Task statement = Every entry below, from first to last, should be copied exactly.

Data records =
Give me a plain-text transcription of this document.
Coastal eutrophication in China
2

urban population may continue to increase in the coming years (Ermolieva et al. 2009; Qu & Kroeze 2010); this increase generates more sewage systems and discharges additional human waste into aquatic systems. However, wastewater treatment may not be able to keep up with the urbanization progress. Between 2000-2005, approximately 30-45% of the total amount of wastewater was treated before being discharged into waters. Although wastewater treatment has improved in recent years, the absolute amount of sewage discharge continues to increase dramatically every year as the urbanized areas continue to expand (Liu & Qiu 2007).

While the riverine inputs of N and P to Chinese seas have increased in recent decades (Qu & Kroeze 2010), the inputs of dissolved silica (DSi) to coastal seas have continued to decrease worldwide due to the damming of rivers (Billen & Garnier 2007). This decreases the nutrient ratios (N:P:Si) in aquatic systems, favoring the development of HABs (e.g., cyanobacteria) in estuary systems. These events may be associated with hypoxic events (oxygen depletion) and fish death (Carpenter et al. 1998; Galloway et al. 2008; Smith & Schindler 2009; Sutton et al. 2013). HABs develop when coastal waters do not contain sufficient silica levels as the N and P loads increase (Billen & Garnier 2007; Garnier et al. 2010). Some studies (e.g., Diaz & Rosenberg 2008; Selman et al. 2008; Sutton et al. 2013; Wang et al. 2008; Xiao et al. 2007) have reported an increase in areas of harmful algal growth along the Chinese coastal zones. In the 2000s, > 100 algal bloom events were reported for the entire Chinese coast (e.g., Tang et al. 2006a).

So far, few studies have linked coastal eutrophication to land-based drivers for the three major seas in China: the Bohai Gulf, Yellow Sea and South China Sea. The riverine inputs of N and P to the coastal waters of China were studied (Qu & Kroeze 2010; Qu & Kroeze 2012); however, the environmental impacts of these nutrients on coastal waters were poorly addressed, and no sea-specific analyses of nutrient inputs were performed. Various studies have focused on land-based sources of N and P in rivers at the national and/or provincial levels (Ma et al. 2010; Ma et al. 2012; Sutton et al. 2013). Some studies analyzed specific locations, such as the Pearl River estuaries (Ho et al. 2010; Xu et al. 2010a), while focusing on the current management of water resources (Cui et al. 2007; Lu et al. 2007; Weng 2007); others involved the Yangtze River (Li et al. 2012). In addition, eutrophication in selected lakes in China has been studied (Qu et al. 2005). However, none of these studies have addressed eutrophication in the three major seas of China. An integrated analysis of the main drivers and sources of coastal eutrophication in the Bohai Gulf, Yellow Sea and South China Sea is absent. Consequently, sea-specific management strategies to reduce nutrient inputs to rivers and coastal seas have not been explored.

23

Solution below =
Give me a plain-text transcription of this document.
Coastal eutrophication in China
2

urban population may continue to increase in the coming years (Ermolieva et al. 2009; Qu & Kroeze 2010); this increase generates more sewage systems and discharges additional human waste into aquatic systems. However, wastewater treatment may not be able to keep up with the urbanization progress. Between 2000-2005, approximately 30-45% of the total amount of wastewater was treated before being discharged into waters. Although wastewater treatment has improved in recent years, the absolute amount of sewage discharge continues to increase dramatically every year as the urbanized areas continue to expand (Liu & Qiu 2007).

While the riverine inputs of N and P to Chinese seas have increased in recent decades (Qu & Kroeze 2010), the inputs of dissolved silica (DSi) to coastal seas have continued to decrease worldwide due to the damming of rivers (Billen & Garnier 2007). This decreases the nutrient ratios (N:P:Si) in aquatic systems, favoring the development of HABs (e.g., cyanobacteria) in estuary systems. These events may be associated with hypoxic events (oxygen depletion) and fish death (Carpenter et al. 1998; Galloway et al. 2008; Smith & Schindler 2009; Sutton et al. 2013). HABs develop when coastal waters do not contain sufficient silica levels as the N and P loads increase (Billen & Garnier 2007; Garnier et al. 2010). Some studies (e.g., Diaz & Rosenberg 2008; Selman et al. 2008; Sutton et al. 2013; Wang et al. 2008; Xiao et al. 2007) have reported an increase in areas of harmful algal growth along the Chinese coastal zones. In the 2000s, > 100 algal bloom events were reported for the entire Chinese coast (e.g., Tang et al. 2006a).

So far, few studies have linked coastal eutrophication to land-based drivers for the three major seas in China: the Bohai Gulf, Yellow Sea and South China Sea. The riverine inputs of N and P to the coastal waters of China were studied (Qu & Kroeze 2010; Qu & Kroeze 2012); however, the environmental impacts of these nutrients on coastal waters were poorly addressed, and no sea-specific analyses of nutrient inputs were performed. Various studies have focused on land-based sources of N and P in rivers at the national and/or provincial levels (Ma et al. 2010; Ma et al. 2012; Sutton et al. 2013). Some studies analyzed specific locations, such as the Pearl River estuaries (Ho et al. 2010; Xu et al. 2010a), while focusing on the current management of water resources (Cui et al. 2007; Lu et al. 2007; Weng 2007); others involved the Yangtze River (Li et al. 2012). In addition, eutrophication in selected lakes in China has been studied (Qu et al. 2005). However, none of these studies have addressed eutrophication in the three major seas of China. An integrated analysis of the main drivers and sources of coastal eutrophication in the Bohai Gulf, Yellow Sea and South China Sea is absent. Consequently, sea-specific management strategies to reduce nutrient inputs to rivers and coastal seas have not been explored.

23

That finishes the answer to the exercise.